## Begin Given records
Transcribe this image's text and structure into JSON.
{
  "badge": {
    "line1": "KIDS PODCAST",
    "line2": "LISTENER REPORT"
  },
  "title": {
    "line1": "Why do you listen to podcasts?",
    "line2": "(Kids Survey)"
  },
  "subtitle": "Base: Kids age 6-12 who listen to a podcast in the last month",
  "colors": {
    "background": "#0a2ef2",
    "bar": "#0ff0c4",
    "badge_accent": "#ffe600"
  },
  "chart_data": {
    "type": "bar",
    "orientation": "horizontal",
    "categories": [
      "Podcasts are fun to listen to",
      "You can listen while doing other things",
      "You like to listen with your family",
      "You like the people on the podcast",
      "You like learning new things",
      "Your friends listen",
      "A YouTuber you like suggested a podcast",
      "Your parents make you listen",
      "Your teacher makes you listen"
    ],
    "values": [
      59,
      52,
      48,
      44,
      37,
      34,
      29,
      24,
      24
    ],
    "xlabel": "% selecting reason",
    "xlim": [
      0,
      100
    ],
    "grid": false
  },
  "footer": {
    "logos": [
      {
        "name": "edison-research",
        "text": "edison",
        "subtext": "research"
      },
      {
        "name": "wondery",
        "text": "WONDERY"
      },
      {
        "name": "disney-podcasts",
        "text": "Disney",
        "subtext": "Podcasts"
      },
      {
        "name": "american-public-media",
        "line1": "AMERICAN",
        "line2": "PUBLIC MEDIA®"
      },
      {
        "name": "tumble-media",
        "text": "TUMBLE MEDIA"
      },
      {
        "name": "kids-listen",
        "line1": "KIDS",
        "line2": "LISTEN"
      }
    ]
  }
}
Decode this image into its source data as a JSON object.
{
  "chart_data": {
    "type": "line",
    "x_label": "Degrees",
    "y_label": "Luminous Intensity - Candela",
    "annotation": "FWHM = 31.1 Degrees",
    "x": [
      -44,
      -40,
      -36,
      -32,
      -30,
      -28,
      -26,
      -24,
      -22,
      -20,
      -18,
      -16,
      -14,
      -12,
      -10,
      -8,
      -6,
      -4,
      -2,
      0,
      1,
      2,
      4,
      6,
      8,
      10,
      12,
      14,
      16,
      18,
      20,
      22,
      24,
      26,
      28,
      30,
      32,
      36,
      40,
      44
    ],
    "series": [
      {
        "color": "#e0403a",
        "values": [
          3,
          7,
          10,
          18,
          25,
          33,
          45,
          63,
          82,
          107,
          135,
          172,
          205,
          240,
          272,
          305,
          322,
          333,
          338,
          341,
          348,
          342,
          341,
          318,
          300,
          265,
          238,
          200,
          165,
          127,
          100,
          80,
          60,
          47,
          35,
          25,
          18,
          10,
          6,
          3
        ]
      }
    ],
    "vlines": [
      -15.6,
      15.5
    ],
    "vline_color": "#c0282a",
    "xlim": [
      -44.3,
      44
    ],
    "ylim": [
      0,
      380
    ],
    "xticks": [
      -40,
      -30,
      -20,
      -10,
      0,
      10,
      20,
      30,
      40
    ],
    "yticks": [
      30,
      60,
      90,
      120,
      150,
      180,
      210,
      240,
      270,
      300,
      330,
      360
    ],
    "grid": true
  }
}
## End Given records
**Stated exercise:**
Identify every line where the string "subtext" appears.

**Task answer:**
        "subtext": "research"
        "subtext": "Podcasts"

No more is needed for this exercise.